A block of data:
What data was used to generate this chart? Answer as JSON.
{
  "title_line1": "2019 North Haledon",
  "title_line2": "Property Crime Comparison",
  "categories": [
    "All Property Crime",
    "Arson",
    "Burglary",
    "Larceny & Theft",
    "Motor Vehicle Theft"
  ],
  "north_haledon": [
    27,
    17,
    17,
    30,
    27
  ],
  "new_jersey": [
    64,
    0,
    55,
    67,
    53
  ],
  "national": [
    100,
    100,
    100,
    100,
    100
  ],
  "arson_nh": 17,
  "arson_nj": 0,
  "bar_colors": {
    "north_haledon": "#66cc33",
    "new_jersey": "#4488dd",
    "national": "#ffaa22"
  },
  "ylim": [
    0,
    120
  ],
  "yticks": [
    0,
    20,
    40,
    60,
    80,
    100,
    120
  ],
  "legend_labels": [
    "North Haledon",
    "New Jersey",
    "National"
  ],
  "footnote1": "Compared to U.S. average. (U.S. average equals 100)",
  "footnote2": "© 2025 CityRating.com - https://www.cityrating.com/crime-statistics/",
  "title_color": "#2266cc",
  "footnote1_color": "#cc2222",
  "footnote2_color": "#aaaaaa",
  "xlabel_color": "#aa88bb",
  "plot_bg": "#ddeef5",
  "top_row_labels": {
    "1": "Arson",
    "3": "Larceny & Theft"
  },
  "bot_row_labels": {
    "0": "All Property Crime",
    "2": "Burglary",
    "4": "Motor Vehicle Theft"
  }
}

> [GIVEN TASK]:
Reproduce all of the records exactly.

> [TASK SOLUTION]:
What data was used to generate this chart? Answer as JSON.
{
  "title_line1": "2019 North Haledon",
  "title_line2": "Property Crime Comparison",
  "categories": [
    "All Property Crime",
    "Arson",
    "Burglary",
    "Larceny & Theft",
    "Motor Vehicle Theft"
  ],
  "north_haledon": [
    27,
    17,
    17,
    30,
    27
  ],
  "new_jersey": [
    64,
    0,
    55,
    67,
    53
  ],
  "national": [
    100,
    100,
    100,
    100,
    100
  ],
  "arson_nh": 17,
  "arson_nj": 0,
  "bar_colors": {
    "north_haledon": "#66cc33",
    "new_jersey": "#4488dd",
    "national": "#ffaa22"
  },
  "ylim": [
    0,
    120
  ],
  "yticks": [
    0,
    20,
    40,
    60,
    80,
    100,
    120
  ],
  "legend_labels": [
    "North Haledon",
    "New Jersey",
    "National"
  ],
  "footnote1": "Compared to U.S. average. (U.S. average equals 100)",
  "footnote2": "© 2025 CityRating.com - https://www.cityrating.com/crime-statistics/",
  "title_color": "#2266cc",
  "footnote1_color": "#cc2222",
  "footnote2_color": "#aaaaaa",
  "xlabel_color": "#aa88bb",
  "plot_bg": "#ddeef5",
  "top_row_labels": {
    "1": "Arson",
    "3": "Larceny & Theft"
  },
  "bot_row_labels": {
    "0": "All Property Crime",
    "2": "Burglary",
    "4": "Motor Vehicle Theft"
  }
}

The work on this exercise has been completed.